What you need to do:
List every line in this data where the string "Therefore" occurs.
***** Dataset extract *****
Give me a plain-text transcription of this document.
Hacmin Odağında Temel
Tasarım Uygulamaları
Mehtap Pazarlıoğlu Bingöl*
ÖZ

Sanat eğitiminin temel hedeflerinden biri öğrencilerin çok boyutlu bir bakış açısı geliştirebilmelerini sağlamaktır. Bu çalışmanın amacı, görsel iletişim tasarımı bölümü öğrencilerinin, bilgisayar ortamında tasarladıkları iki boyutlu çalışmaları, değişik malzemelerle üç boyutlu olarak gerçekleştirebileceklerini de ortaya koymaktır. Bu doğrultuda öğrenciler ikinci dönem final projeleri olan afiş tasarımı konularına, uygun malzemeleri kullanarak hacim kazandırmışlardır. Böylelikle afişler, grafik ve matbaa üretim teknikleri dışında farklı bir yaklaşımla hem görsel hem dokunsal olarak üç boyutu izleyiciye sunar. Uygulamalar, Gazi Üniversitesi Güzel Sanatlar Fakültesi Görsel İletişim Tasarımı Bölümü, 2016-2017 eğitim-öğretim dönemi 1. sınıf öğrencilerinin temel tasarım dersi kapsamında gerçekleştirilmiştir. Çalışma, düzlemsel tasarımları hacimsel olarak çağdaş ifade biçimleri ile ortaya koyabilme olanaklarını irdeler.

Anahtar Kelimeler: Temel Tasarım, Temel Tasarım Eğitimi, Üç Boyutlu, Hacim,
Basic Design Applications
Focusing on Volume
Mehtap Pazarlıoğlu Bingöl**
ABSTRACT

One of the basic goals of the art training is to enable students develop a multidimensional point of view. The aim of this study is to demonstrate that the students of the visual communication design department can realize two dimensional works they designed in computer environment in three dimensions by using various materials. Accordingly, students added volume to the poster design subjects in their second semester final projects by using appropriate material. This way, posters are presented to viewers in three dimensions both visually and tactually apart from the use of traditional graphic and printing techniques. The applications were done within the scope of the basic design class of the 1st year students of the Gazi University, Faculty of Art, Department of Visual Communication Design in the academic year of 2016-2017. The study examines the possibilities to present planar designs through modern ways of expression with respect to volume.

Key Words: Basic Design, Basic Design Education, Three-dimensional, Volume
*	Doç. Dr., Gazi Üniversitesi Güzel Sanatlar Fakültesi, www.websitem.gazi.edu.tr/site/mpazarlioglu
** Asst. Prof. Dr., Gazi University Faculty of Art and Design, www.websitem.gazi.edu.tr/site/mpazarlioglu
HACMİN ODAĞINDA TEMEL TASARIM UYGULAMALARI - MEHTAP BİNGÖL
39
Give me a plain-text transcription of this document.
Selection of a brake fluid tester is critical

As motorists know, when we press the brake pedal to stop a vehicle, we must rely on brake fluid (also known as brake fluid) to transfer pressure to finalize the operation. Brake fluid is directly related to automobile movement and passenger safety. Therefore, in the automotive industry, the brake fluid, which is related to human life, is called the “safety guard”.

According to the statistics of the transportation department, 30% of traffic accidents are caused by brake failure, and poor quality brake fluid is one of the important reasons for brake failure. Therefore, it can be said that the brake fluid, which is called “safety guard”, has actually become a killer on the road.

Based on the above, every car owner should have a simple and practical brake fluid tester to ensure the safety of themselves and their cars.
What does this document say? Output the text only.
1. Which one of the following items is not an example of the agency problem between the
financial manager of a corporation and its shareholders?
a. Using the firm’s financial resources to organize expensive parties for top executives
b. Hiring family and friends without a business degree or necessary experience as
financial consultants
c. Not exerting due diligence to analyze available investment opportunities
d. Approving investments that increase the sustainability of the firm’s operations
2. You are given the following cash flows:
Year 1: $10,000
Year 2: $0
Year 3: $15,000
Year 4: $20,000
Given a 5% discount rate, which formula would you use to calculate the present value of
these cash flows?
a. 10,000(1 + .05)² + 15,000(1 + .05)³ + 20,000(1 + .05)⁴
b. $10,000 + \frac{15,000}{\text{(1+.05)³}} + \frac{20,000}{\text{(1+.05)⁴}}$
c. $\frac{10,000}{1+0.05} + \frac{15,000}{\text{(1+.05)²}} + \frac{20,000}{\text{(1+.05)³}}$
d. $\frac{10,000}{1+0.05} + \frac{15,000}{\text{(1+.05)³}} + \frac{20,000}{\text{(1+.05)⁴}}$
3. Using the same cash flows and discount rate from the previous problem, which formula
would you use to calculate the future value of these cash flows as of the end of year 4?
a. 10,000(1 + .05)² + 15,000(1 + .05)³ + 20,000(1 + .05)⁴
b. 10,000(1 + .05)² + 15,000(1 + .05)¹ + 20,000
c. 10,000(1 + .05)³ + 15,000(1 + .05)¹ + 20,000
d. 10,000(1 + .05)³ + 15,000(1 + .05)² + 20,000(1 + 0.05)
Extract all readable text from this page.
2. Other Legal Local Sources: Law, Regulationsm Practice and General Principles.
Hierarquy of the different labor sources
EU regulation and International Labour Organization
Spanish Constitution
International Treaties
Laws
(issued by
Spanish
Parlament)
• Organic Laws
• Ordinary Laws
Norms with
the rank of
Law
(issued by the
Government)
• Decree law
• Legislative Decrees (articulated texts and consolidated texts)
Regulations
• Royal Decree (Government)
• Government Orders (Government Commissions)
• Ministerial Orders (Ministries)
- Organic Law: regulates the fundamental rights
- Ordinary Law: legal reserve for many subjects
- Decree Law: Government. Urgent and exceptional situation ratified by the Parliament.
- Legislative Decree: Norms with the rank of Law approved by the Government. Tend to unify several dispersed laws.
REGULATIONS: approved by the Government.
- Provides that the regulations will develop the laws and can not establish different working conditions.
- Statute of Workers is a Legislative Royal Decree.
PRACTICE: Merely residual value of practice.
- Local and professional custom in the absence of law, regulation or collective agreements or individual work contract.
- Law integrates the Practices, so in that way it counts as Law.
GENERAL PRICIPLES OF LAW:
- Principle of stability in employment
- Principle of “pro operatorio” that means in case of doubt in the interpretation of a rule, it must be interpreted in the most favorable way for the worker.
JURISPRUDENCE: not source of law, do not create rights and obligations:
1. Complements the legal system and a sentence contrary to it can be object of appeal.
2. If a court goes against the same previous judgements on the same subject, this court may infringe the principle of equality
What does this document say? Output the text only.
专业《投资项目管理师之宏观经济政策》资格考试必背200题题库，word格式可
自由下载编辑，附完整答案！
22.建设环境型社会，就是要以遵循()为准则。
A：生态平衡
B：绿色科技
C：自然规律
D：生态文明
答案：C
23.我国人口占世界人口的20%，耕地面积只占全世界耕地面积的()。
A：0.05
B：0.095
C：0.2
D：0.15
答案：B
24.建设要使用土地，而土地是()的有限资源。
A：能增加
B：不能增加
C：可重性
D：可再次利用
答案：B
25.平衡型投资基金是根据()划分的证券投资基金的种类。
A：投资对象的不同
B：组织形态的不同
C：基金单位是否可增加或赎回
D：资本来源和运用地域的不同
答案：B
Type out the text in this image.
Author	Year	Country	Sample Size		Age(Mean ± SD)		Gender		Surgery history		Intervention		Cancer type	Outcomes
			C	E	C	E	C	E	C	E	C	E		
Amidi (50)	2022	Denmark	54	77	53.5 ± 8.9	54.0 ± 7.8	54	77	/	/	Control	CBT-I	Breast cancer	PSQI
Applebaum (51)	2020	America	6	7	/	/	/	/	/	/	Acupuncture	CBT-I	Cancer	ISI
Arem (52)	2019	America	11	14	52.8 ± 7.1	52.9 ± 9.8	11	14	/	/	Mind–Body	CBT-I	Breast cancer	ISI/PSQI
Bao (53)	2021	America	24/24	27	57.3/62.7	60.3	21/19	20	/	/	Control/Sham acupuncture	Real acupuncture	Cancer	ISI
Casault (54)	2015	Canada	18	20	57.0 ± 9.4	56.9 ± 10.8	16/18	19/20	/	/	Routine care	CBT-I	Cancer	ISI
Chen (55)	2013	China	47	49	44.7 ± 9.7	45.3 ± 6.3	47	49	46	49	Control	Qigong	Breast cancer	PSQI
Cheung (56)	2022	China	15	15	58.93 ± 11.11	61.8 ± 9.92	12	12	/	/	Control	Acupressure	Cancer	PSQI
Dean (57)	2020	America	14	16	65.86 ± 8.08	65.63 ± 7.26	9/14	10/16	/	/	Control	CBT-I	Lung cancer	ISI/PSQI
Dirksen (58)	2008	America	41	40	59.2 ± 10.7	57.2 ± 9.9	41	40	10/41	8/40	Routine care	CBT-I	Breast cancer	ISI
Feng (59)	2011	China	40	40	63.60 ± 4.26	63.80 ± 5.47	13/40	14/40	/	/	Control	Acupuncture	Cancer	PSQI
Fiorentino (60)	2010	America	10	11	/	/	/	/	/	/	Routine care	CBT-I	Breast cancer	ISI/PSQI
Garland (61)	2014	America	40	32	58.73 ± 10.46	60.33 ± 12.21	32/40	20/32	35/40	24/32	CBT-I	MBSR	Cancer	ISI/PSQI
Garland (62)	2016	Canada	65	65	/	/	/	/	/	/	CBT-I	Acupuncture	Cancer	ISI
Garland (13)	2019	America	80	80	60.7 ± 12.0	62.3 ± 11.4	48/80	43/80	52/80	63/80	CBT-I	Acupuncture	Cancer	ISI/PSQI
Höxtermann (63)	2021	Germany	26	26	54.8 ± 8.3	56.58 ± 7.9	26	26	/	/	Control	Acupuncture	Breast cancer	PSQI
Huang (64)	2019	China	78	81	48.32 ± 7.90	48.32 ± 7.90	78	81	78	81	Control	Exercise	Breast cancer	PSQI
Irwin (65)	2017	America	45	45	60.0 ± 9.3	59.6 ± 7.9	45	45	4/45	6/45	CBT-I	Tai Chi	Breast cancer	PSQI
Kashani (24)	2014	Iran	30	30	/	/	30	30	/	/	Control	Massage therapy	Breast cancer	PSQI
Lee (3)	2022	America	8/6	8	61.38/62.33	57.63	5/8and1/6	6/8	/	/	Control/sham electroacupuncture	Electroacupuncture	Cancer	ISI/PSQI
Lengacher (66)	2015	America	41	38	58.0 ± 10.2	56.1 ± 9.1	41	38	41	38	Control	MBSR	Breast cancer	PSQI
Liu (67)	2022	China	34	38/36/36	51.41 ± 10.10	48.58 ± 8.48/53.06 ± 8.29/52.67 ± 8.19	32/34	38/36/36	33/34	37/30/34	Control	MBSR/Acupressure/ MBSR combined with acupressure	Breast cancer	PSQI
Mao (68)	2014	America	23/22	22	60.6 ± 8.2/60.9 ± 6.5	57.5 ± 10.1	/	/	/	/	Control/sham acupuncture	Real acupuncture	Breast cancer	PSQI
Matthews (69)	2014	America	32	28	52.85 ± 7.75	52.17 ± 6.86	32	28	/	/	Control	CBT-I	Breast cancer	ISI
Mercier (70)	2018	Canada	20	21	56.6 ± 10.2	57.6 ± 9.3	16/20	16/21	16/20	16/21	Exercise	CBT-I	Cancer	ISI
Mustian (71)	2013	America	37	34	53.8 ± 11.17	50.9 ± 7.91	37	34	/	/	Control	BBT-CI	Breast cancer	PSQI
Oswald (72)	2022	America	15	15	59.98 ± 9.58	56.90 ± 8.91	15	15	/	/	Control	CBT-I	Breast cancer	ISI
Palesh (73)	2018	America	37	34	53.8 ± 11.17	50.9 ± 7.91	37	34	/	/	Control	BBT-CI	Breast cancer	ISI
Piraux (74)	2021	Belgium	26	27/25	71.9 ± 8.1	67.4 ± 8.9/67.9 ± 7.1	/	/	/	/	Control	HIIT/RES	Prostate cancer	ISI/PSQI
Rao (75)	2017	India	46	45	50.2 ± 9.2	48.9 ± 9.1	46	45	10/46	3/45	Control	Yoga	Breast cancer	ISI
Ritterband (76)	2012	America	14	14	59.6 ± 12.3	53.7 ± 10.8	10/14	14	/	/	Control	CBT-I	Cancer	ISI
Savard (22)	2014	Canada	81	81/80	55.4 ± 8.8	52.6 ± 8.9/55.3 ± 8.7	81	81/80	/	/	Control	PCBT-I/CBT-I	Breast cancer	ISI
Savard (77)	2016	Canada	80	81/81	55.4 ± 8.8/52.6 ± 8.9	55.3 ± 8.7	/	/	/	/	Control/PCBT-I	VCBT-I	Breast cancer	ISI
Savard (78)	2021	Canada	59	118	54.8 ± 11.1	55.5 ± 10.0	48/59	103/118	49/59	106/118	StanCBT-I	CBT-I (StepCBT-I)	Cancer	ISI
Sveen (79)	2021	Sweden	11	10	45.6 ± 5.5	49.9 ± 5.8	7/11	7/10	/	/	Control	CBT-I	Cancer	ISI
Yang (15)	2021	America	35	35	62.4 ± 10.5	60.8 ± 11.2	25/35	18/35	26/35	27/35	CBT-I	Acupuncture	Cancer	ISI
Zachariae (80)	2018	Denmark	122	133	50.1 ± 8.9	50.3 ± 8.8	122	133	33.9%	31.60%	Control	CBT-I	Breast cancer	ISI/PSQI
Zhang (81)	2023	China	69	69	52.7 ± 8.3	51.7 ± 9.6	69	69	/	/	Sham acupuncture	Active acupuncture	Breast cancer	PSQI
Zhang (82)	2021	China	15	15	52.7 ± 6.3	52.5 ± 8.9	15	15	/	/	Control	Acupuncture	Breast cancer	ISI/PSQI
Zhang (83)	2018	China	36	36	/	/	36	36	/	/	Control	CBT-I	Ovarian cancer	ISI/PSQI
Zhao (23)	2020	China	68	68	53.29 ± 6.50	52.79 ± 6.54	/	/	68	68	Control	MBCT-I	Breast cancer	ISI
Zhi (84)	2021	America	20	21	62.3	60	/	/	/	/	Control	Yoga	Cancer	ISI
*****
The solution:
As motorists know, when we press the brake pedal to stop a vehicle, we must rely on brake fluid (also known as brake fluid) to transfer pressure to finalize the operation. Brake fluid is directly related to automobile movement and passenger safety. Therefore, in the automotive industry, the brake fluid, which is related to human life, is called the “safety guard”.
According to the statistics of the transportation department, 30% of traffic accidents are caused by brake failure, and poor quality brake fluid is one of the important reasons for brake failure. Therefore, it can be said that the brake fluid, which is called “safety guard”, has actually become a killer on the road.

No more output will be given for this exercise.